-- Exercise prompt --
Reproduce the entries below in full, word for word.

************

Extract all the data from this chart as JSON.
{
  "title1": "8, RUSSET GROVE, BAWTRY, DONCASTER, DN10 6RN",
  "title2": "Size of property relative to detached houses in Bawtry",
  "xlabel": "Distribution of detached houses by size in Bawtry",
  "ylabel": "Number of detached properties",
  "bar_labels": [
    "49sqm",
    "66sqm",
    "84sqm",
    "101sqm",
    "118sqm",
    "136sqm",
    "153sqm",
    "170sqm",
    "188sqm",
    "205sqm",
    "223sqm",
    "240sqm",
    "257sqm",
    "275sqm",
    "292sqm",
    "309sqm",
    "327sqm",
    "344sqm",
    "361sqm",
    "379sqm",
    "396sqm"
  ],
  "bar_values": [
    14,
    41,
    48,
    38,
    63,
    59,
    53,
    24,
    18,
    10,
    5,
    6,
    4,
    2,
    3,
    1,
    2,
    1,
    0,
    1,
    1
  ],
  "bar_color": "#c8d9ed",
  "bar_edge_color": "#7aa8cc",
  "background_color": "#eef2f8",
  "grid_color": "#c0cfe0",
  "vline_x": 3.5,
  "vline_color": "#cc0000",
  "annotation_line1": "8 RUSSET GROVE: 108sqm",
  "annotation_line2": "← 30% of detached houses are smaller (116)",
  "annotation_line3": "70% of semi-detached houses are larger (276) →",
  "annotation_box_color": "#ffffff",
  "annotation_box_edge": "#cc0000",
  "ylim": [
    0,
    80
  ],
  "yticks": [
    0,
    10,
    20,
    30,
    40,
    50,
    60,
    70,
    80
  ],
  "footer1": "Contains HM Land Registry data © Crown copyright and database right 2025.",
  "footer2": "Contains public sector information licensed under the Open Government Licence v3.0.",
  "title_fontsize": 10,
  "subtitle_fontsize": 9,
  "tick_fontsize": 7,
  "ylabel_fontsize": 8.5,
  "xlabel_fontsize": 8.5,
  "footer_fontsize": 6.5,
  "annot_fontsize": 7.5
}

************

-- Solution --
Extract all the data from this chart as JSON.
{
  "title1": "8, RUSSET GROVE, BAWTRY, DONCASTER, DN10 6RN",
  "title2": "Size of property relative to detached houses in Bawtry",
  "xlabel": "Distribution of detached houses by size in Bawtry",
  "ylabel": "Number of detached properties",
  "bar_labels": [
    "49sqm",
    "66sqm",
    "84sqm",
    "101sqm",
    "118sqm",
    "136sqm",
    "153sqm",
    "170sqm",
    "188sqm",
    "205sqm",
    "223sqm",
    "240sqm",
    "257sqm",
    "275sqm",
    "292sqm",
    "309sqm",
    "327sqm",
    "344sqm",
    "361sqm",
    "379sqm",
    "396sqm"
  ],
  "bar_values": [
    14,
    41,
    48,
    38,
    63,
    59,
    53,
    24,
    18,
    10,
    5,
    6,
    4,
    2,
    3,
    1,
    2,
    1,
    0,
    1,
    1
  ],
  "bar_color": "#c8d9ed",
  "bar_edge_color": "#7aa8cc",
  "background_color": "#eef2f8",
  "grid_color": "#c0cfe0",
  "vline_x": 3.5,
  "vline_color": "#cc0000",
  "annotation_line1": "8 RUSSET GROVE: 108sqm",
  "annotation_line2": "← 30% of detached houses are smaller (116)",
  "annotation_line3": "70% of semi-detached houses are larger (276) →",
  "annotation_box_color": "#ffffff",
  "annotation_box_edge": "#cc0000",
  "ylim": [
    0,
    80
  ],
  "yticks": [
    0,
    10,
    20,
    30,
    40,
    50,
    60,
    70,
    80
  ],
  "footer1": "Contains HM Land Registry data © Crown copyright and database right 2025.",
  "footer2": "Contains public sector information licensed under the Open Government Licence v3.0.",
  "title_fontsize": 10,
  "subtitle_fontsize": 9,
  "tick_fontsize": 7,
  "ylabel_fontsize": 8.5,
  "xlabel_fontsize": 8.5,
  "footer_fontsize": 6.5,
  "annot_fontsize": 7.5
}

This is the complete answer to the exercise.